§ Written task
The records below hold pictures; please leave those out and retype the rest exactly.

§ Extracted material
+++++
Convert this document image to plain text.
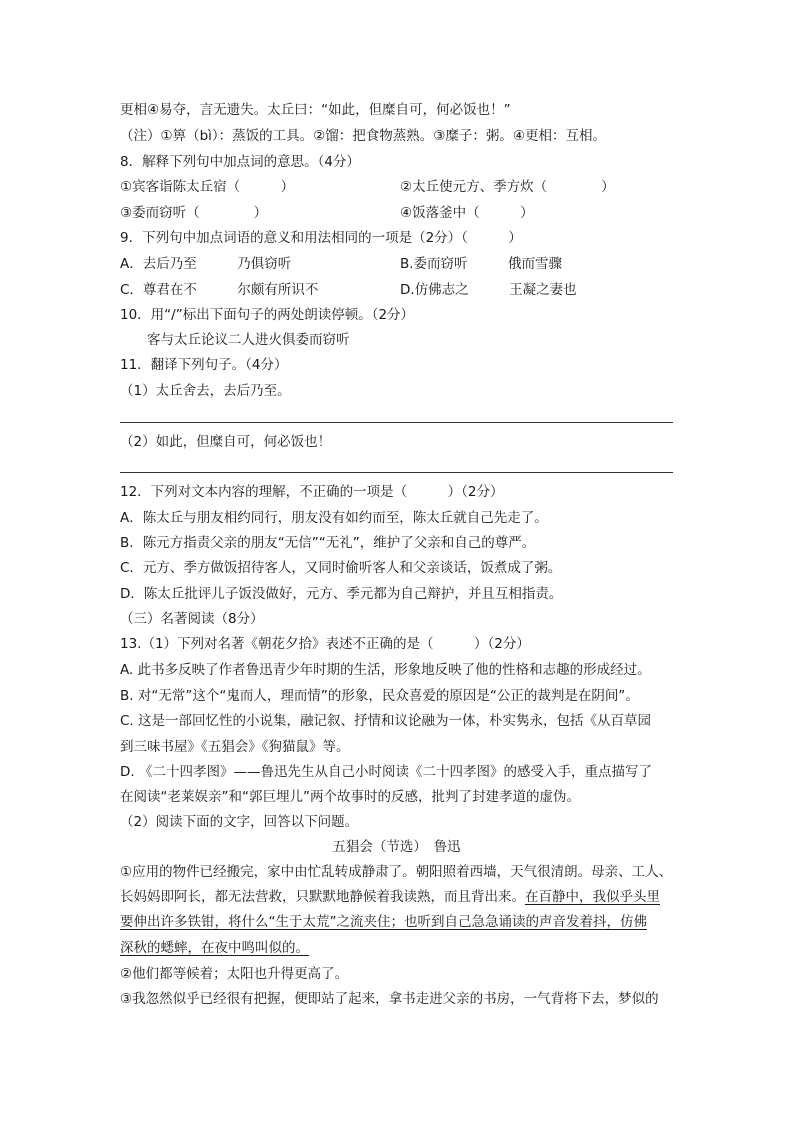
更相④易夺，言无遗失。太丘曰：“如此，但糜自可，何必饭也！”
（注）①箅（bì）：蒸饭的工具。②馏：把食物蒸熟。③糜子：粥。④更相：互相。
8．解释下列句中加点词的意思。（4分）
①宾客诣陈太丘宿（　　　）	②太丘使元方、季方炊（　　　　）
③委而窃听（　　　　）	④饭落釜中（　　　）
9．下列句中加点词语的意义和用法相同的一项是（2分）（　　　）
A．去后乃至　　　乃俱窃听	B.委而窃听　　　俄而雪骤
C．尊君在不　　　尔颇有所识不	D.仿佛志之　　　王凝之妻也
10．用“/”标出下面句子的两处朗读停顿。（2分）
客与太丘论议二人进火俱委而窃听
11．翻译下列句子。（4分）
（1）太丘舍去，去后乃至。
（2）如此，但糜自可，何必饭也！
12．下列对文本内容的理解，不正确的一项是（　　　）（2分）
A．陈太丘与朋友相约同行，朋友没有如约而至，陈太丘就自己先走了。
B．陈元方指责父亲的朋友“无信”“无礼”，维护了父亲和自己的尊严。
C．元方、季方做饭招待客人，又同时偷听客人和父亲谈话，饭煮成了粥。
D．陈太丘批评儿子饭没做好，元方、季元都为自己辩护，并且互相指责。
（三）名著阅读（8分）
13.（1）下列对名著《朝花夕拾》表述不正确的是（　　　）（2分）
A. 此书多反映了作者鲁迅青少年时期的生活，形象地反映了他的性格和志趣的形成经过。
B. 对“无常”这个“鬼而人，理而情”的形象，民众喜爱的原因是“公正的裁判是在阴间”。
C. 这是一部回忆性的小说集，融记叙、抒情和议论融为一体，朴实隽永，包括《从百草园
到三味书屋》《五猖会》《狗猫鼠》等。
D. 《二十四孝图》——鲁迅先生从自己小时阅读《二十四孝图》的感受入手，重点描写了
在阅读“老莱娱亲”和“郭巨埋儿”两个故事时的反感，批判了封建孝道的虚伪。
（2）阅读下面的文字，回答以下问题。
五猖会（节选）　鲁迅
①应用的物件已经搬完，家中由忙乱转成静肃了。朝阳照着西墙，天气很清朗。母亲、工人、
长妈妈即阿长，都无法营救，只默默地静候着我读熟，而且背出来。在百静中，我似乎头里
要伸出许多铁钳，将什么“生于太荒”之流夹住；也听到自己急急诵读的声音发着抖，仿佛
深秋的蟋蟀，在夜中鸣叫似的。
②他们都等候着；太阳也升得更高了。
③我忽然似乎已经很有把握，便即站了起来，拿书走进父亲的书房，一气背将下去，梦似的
+++++
§ Task answer
Convert this document image to plain text.
更相④易夺，言无遗失。太丘曰：“如此，但糜自可，何必饭也！”
（注）①箅（bì）：蒸饭的工具。②馏：把食物蒸熟。③糜子：粥。④更相：互相。
8．解释下列句中加点词的意思。（4分）
①宾客诣陈太丘宿（　　　）	②太丘使元方、季方炊（　　　　）
③委而窃听（　　　　）	④饭落釜中（　　　）
9．下列句中加点词语的意义和用法相同的一项是（2分）（　　　）
A．去后乃至　　　乃俱窃听	B.委而窃听　　　俄而雪骤
C．尊君在不　　　尔颇有所识不	D.仿佛志之　　　王凝之妻也
10．用“/”标出下面句子的两处朗读停顿。（2分）
客与太丘论议二人进火俱委而窃听
11．翻译下列句子。（4分）
（1）太丘舍去，去后乃至。
（2）如此，但糜自可，何必饭也！
12．下列对文本内容的理解，不正确的一项是（　　　）（2分）
A．陈太丘与朋友相约同行，朋友没有如约而至，陈太丘就自己先走了。
B．陈元方指责父亲的朋友“无信”“无礼”，维护了父亲和自己的尊严。
C．元方、季方做饭招待客人，又同时偷听客人和父亲谈话，饭煮成了粥。
D．陈太丘批评儿子饭没做好，元方、季元都为自己辩护，并且互相指责。
（三）名著阅读（8分）
13.（1）下列对名著《朝花夕拾》表述不正确的是（　　　）（2分）
A. 此书多反映了作者鲁迅青少年时期的生活，形象地反映了他的性格和志趣的形成经过。
B. 对“无常”这个“鬼而人，理而情”的形象，民众喜爱的原因是“公正的裁判是在阴间”。
C. 这是一部回忆性的小说集，融记叙、抒情和议论融为一体，朴实隽永，包括《从百草园
到三味书屋》《五猖会》《狗猫鼠》等。
D. 《二十四孝图》——鲁迅先生从自己小时阅读《二十四孝图》的感受入手，重点描写了
在阅读“老莱娱亲”和“郭巨埋儿”两个故事时的反感，批判了封建孝道的虚伪。
（2）阅读下面的文字，回答以下问题。
五猖会（节选）　鲁迅
①应用的物件已经搬完，家中由忙乱转成静肃了。朝阳照着西墙，天气很清朗。母亲、工人、
长妈妈即阿长，都无法营救，只默默地静候着我读熟，而且背出来。在百静中，我似乎头里
要伸出许多铁钳，将什么“生于太荒”之流夹住；也听到自己急急诵读的声音发着抖，仿佛
深秋的蟋蟀，在夜中鸣叫似的。
②他们都等候着；太阳也升得更高了。
③我忽然似乎已经很有把握，便即站了起来，拿书走进父亲的书房，一气背将下去，梦似的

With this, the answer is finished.